**DO THIS**
Determine the count of lines holding the string "type". Return only the number.

**RECORD EXCERPTS**
_ _ _ _ _ _ _

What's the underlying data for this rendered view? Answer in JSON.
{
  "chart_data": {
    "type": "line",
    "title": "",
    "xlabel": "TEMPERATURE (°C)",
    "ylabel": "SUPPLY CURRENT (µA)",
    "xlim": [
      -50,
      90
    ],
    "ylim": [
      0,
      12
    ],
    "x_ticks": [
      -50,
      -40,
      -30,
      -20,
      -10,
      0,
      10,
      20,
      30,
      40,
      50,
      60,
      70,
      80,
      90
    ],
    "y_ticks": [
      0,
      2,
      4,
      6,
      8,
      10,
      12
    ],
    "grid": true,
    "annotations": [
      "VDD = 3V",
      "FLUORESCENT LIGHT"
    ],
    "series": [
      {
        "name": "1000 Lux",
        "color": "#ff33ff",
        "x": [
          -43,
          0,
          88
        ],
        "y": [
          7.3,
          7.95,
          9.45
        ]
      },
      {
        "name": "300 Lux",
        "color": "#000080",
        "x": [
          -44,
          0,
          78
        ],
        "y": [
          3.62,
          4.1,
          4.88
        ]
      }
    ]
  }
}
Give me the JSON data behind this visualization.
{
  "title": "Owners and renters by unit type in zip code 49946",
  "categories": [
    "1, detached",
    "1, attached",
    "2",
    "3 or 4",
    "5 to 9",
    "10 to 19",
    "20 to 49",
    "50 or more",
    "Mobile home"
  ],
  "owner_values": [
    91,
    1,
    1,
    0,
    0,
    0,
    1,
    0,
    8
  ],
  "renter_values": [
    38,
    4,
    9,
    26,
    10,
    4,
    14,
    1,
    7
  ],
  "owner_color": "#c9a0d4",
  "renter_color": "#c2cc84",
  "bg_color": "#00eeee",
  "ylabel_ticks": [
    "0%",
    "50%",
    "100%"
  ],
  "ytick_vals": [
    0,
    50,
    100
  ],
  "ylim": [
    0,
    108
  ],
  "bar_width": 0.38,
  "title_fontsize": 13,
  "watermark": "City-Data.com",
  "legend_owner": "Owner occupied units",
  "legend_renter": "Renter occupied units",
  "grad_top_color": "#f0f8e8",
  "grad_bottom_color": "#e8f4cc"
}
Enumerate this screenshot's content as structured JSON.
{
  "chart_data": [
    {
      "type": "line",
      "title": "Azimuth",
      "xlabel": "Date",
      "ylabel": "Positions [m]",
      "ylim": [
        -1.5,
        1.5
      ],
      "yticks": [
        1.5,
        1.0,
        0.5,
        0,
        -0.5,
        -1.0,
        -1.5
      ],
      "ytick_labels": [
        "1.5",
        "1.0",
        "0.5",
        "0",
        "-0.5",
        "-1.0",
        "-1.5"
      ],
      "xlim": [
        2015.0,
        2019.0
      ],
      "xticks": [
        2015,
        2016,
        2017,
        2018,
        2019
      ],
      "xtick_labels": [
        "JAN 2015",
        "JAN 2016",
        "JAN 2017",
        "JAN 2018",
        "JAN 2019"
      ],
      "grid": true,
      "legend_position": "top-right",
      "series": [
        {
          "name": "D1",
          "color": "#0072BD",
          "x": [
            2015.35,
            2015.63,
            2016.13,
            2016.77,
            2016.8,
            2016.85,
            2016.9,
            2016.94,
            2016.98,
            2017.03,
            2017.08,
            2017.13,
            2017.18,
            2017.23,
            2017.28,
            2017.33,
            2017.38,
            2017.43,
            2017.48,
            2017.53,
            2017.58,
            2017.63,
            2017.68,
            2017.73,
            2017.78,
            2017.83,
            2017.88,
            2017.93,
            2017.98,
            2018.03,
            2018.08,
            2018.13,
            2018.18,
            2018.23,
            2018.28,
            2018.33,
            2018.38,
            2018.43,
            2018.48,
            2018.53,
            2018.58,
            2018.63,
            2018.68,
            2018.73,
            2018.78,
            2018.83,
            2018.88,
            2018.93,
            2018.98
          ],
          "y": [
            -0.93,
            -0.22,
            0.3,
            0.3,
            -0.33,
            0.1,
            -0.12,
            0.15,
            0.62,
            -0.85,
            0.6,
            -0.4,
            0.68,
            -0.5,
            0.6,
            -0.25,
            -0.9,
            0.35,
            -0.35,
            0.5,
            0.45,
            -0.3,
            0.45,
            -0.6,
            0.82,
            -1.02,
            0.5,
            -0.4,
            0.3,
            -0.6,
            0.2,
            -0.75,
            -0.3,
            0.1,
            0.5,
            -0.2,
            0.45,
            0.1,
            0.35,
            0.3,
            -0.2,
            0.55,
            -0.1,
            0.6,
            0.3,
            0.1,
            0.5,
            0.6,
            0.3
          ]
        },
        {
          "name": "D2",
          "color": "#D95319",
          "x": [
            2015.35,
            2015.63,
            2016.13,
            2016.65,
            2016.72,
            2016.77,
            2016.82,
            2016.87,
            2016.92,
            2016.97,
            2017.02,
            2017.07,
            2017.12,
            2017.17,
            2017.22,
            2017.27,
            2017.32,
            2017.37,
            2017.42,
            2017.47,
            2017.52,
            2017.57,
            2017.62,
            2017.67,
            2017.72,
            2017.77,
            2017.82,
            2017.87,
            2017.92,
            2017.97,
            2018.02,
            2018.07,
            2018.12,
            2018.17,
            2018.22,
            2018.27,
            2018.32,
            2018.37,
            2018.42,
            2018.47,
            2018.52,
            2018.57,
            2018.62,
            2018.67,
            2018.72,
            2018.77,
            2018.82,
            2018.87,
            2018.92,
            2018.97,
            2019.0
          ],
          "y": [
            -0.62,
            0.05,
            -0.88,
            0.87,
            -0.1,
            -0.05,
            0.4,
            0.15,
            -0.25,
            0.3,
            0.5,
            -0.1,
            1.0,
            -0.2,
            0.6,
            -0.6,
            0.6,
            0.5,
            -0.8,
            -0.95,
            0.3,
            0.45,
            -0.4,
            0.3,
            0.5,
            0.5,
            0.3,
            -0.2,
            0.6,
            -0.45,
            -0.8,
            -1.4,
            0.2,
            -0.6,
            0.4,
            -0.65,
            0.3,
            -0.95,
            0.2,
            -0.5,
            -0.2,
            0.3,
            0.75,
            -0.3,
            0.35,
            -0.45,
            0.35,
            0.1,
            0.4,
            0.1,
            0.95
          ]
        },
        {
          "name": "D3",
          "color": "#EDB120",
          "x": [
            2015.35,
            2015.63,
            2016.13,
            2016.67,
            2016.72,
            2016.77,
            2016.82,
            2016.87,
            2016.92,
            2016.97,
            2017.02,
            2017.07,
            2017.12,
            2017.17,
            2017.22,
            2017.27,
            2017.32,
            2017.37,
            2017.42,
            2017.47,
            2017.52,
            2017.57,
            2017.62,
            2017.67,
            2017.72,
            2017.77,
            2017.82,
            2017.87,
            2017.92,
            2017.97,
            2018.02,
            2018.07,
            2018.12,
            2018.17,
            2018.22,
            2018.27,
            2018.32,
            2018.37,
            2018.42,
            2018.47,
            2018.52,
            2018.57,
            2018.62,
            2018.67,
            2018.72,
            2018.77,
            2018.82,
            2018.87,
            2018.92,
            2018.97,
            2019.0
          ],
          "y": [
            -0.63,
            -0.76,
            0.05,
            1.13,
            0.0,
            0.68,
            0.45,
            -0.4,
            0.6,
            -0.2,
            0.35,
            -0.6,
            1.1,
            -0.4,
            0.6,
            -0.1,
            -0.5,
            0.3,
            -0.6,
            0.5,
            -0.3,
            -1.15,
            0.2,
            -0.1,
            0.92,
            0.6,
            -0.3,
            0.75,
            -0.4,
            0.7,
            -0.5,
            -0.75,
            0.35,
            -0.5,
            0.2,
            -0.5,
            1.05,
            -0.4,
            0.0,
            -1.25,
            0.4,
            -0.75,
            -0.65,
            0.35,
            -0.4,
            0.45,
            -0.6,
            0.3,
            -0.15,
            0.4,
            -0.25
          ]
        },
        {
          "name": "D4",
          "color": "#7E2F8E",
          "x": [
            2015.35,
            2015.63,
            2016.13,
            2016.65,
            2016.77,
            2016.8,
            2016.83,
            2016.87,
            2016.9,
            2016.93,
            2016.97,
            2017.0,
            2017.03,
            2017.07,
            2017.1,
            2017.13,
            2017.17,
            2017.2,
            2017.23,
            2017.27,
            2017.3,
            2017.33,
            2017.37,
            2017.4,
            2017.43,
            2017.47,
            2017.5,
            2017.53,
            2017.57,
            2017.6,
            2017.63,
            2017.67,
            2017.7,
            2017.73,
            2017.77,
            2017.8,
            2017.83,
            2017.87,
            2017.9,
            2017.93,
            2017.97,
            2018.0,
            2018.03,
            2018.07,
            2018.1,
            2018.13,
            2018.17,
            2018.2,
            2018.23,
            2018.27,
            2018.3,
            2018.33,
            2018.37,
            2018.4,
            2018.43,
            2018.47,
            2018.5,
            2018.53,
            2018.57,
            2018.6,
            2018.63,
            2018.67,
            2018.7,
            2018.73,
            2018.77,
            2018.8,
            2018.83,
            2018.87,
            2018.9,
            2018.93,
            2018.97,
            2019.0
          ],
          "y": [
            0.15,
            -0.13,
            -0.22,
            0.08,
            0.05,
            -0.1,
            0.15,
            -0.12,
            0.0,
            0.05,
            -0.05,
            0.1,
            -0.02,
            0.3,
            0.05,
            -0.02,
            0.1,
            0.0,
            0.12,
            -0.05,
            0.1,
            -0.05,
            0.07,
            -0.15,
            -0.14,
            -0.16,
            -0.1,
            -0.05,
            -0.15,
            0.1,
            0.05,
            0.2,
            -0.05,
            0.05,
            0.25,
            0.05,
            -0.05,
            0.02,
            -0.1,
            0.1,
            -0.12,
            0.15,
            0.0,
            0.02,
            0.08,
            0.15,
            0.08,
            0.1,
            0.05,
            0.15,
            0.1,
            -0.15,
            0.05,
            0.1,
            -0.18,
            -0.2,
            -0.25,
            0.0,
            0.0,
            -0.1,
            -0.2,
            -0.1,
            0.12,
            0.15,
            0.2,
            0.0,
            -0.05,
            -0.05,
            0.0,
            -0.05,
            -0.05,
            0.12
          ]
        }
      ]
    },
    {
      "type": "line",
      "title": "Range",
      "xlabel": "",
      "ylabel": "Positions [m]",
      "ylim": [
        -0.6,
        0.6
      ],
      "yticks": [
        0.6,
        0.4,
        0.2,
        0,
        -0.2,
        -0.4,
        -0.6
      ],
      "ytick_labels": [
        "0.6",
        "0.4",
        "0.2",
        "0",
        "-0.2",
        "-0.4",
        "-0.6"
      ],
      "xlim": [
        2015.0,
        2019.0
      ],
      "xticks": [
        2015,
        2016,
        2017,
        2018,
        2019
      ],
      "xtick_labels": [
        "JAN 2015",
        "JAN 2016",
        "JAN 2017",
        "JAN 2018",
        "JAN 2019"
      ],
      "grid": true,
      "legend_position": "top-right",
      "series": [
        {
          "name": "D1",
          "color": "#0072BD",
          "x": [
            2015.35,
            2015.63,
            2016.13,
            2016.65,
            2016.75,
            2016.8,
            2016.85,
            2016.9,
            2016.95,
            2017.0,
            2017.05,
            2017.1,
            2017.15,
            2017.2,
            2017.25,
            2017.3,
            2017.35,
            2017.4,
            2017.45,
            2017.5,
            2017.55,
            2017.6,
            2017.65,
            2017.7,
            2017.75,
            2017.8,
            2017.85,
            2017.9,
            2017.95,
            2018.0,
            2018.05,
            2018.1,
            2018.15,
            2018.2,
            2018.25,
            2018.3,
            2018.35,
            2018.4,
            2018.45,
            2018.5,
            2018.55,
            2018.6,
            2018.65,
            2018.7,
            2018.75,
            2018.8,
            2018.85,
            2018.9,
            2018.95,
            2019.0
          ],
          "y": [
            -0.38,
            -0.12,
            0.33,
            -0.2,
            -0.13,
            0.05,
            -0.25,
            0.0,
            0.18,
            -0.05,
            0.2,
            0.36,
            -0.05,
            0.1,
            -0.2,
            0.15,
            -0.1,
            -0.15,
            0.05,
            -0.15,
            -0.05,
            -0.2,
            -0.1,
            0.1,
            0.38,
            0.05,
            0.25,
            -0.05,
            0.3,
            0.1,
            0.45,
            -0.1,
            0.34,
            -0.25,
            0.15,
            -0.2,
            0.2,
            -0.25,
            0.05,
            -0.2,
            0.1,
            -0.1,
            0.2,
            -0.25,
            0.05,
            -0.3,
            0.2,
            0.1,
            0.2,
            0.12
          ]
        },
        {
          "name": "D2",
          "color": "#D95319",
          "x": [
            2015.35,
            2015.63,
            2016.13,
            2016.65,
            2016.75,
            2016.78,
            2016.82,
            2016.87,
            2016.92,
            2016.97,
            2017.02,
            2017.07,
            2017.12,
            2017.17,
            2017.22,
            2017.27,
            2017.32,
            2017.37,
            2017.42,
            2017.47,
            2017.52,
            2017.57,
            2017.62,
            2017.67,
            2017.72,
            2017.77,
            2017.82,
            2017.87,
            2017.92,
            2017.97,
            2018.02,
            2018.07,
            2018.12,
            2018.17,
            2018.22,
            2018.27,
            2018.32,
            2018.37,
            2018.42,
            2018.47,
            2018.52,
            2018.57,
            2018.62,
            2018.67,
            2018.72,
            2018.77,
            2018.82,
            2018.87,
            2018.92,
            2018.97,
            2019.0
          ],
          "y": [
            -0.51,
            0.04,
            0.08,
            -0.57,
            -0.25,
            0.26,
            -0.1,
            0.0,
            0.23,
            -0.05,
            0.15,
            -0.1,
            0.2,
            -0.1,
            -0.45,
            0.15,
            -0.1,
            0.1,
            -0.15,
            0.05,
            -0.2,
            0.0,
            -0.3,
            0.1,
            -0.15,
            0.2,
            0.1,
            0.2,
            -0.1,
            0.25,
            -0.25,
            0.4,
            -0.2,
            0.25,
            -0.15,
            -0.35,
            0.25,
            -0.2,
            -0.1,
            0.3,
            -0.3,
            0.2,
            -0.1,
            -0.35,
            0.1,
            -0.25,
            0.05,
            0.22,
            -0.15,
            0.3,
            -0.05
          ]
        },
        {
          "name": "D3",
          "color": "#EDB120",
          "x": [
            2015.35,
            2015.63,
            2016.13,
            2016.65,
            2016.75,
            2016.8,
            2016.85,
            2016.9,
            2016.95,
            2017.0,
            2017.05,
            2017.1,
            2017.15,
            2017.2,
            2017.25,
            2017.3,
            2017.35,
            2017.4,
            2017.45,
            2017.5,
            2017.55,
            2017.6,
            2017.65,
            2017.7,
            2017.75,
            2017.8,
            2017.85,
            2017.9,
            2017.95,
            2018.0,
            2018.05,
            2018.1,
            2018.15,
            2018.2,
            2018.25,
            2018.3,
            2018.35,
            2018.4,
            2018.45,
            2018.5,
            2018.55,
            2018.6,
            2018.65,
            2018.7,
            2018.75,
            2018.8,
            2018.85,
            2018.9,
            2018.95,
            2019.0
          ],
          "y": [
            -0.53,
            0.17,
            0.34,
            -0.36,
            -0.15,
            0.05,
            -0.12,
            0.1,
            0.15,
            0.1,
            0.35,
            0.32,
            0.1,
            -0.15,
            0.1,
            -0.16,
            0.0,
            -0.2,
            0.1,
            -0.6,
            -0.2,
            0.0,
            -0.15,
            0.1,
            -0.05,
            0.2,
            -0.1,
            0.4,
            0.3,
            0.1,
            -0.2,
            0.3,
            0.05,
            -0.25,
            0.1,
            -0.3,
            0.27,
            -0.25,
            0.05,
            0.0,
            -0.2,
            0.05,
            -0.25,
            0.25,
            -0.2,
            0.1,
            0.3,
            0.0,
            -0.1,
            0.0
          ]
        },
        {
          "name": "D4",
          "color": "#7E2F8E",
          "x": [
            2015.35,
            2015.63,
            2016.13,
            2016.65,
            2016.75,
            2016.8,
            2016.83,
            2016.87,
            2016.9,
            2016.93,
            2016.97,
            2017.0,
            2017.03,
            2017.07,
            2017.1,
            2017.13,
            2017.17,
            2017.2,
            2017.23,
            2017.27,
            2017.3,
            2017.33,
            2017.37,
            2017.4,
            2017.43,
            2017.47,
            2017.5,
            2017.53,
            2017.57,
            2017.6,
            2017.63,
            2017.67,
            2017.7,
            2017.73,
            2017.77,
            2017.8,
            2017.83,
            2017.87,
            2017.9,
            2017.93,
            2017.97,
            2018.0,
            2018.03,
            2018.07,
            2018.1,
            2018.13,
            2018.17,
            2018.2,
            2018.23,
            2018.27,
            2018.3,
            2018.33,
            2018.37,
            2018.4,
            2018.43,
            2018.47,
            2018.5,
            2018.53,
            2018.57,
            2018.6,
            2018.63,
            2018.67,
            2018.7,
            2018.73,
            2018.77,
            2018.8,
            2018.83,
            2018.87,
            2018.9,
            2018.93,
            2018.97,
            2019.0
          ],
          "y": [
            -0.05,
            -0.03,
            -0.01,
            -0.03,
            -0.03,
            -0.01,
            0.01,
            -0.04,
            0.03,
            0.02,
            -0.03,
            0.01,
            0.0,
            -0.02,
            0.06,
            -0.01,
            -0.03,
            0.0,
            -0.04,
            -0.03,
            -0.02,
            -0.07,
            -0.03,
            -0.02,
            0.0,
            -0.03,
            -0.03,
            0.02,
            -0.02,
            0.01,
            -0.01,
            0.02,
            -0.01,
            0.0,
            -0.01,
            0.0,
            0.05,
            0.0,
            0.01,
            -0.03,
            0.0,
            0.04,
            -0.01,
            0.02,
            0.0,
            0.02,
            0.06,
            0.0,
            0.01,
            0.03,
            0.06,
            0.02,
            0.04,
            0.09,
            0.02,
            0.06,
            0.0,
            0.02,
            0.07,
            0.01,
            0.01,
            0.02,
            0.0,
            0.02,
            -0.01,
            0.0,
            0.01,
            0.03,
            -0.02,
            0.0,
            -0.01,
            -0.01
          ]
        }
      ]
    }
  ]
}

_ _ _ _ _ _ _

**EXERCISE RESULT**
4